-- Begin Materials provided --
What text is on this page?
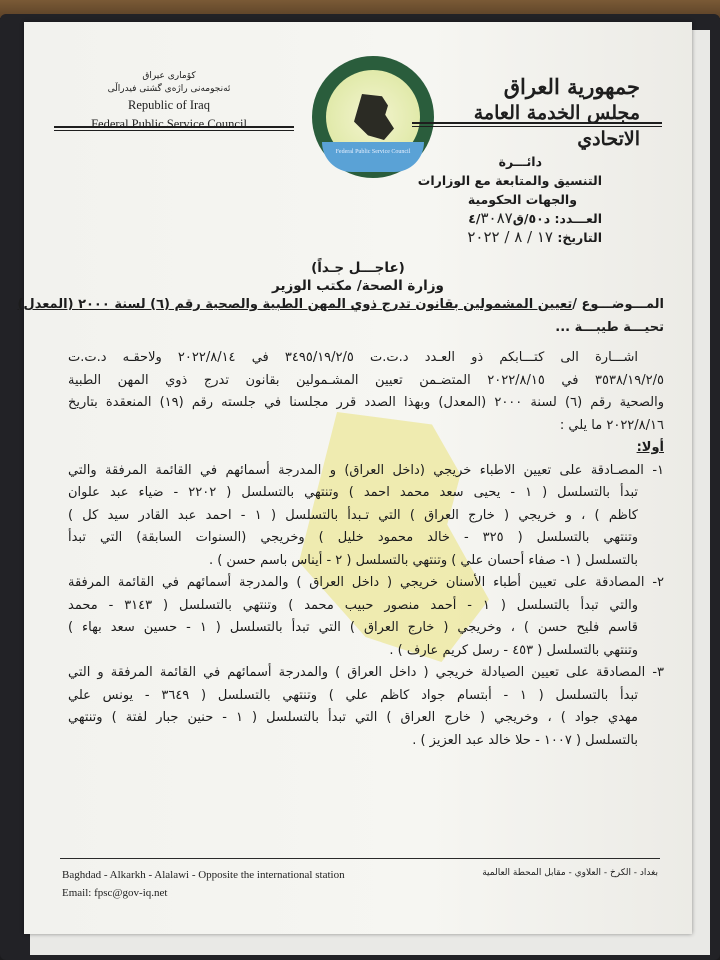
كۆمارى عيراق
ئەنجومەنى راژەى گشتى فیدراڵى
Republic of Iraq
Federal Public Service Council
Federal Public Service Council
جمهورية العراق
مجلس الخدمة العامة الاتحادي
دائـــرة
التنسيق والمتابعة مع الوزارات
والجهات الحكومية
العـــدد: د٥٠/ق٤/٣٠٨٧
التاريخ: ١٧ / ٨ / ٢٠٢٢
(عاجـــل جـداً)
وزارة الصحة/ مكتب الوزير
المـــوضـــوع /تعيين المشمولين بقانون تدرج ذوي المهن الطبية والصحية رقم (٦) لسنة ٢٠٠٠ (المعدل)
تحيـــة طيبـــة ...
اشـــارة الى كتـــابكم ذو العـدد د.ت.ت ٣٤٩٥/١٩/٢/٥ في ٢٠٢٢/٨/١٤ ولاحقـه د.ت.ت
٣٥٣٨/١٩/٢/٥ في ٢٠٢٢/٨/١٥ المتضـمن تعيين المشـمولين بقانون تدرج ذوي المهن الطبية
والصحية رقم (٦) لسنة ٢٠٠٠ (المعدل) وبهذا الصدد قرر مجلسنا في جلسته رقم (١٩) المنعقدة بتاريخ
٢٠٢٢/٨/١٦ ما يلي :
أولا:
١- المصـادقة على تعيين الاطباء خريجي (داخل العراق) و المدرجة أسمائهم في القائمة المرفقة والتي
تبدأ بالتسلسل ( ١ - يحيى سعد محمد احمد ) وتنتهي بالتسلسل ( ٢٢٠٢ - ضياء عبد علوان
كاظم ) ، و خريجي ( خارج العراق ) التي تـبدأ بالتسلسل ( ١ - احمد عبد القادر سيد كل )
وتنتهي بالتسلسل ( ٣٢٥ - خالد محمود خليل ) وخريجي (السنوات السابقة) التي تبدأ
بالتسلسل ( ١- صفاء أحسان علي ) وتنتهي بالتسلسل ( ٢ - أيناس باسم حسن ) .
٢- المصادقة على تعيين أطباء الأسنان خريجي ( داخل العراق ) والمدرجة أسمائهم في القائمة المرفقة
والتي تبدأ بالتسلسل ( ١ - أحمد منصور حبيب محمد ) وتنتهي بالتسلسل ( ٣١٤٣ - محمد
قاسم فليح حسن ) ، وخريجي ( خارج العراق ) التي تبدأ بالتسلسل ( ١ - حسين سعد بهاء )
وتنتهي بالتسلسل ( ٤٥٣ - رسل كريم عارف ) .
٣- المصادقة على تعيين الصيادلة خريجي ( داخل العراق ) والمدرجة أسمائهم في القائمة المرفقة و التي
تبدأ بالتسلسل ( ١ - أبتسام جواد كاظم علي ) وتنتهي بالتسلسل ( ٣٦٤٩ - يونس علي
مهدي جواد ) ، وخريجي ( خارج العراق ) التي تبدأ بالتسلسل ( ١ - حنين جبار لفتة ) وتنتهي
بالتسلسل ( ١٠٠٧ - حلا خالد عبد العزيز ) .
Baghdad - Alkarkh - Alalawi - Opposite the international station
Email: fpsc@gov-iq.net
بغداد - الكرخ - العلاوي - مقابل المحطة العالمية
-- End Materials provided --
(Problem requirements)
Give every record back exactly as it reads, with no images.

(Task answer)
What text is on this page?
كۆمارى عيراق
ئەنجومەنى راژەى گشتى فیدراڵى
Republic of Iraq
Federal Public Service Council
Federal Public Service Council
جمهورية العراق
مجلس الخدمة العامة الاتحادي
دائـــرة
التنسيق والمتابعة مع الوزارات
والجهات الحكومية
العـــدد: د٥٠/ق٤/٣٠٨٧
التاريخ: ١٧ / ٨ / ٢٠٢٢
(عاجـــل جـداً)
وزارة الصحة/ مكتب الوزير
المـــوضـــوع /تعيين المشمولين بقانون تدرج ذوي المهن الطبية والصحية رقم (٦) لسنة ٢٠٠٠ (المعدل)
تحيـــة طيبـــة ...
اشـــارة الى كتـــابكم ذو العـدد د.ت.ت ٣٤٩٥/١٩/٢/٥ في ٢٠٢٢/٨/١٤ ولاحقـه د.ت.ت
٣٥٣٨/١٩/٢/٥ في ٢٠٢٢/٨/١٥ المتضـمن تعيين المشـمولين بقانون تدرج ذوي المهن الطبية
والصحية رقم (٦) لسنة ٢٠٠٠ (المعدل) وبهذا الصدد قرر مجلسنا في جلسته رقم (١٩) المنعقدة بتاريخ
٢٠٢٢/٨/١٦ ما يلي :
أولا:
١- المصـادقة على تعيين الاطباء خريجي (داخل العراق) و المدرجة أسمائهم في القائمة المرفقة والتي
تبدأ بالتسلسل ( ١ - يحيى سعد محمد احمد ) وتنتهي بالتسلسل ( ٢٢٠٢ - ضياء عبد علوان
كاظم ) ، و خريجي ( خارج العراق ) التي تـبدأ بالتسلسل ( ١ - احمد عبد القادر سيد كل )
وتنتهي بالتسلسل ( ٣٢٥ - خالد محمود خليل ) وخريجي (السنوات السابقة) التي تبدأ
بالتسلسل ( ١- صفاء أحسان علي ) وتنتهي بالتسلسل ( ٢ - أيناس باسم حسن ) .
٢- المصادقة على تعيين أطباء الأسنان خريجي ( داخل العراق ) والمدرجة أسمائهم في القائمة المرفقة
والتي تبدأ بالتسلسل ( ١ - أحمد منصور حبيب محمد ) وتنتهي بالتسلسل ( ٣١٤٣ - محمد
قاسم فليح حسن ) ، وخريجي ( خارج العراق ) التي تبدأ بالتسلسل ( ١ - حسين سعد بهاء )
وتنتهي بالتسلسل ( ٤٥٣ - رسل كريم عارف ) .
٣- المصادقة على تعيين الصيادلة خريجي ( داخل العراق ) والمدرجة أسمائهم في القائمة المرفقة و التي
تبدأ بالتسلسل ( ١ - أبتسام جواد كاظم علي ) وتنتهي بالتسلسل ( ٣٦٤٩ - يونس علي
مهدي جواد ) ، وخريجي ( خارج العراق ) التي تبدأ بالتسلسل ( ١ - حنين جبار لفتة ) وتنتهي
بالتسلسل ( ١٠٠٧ - حلا خالد عبد العزيز ) .
Baghdad - Alkarkh - Alalawi - Opposite the international station
Email: fpsc@gov-iq.net
بغداد - الكرخ - العلاوي - مقابل المحطة العالمية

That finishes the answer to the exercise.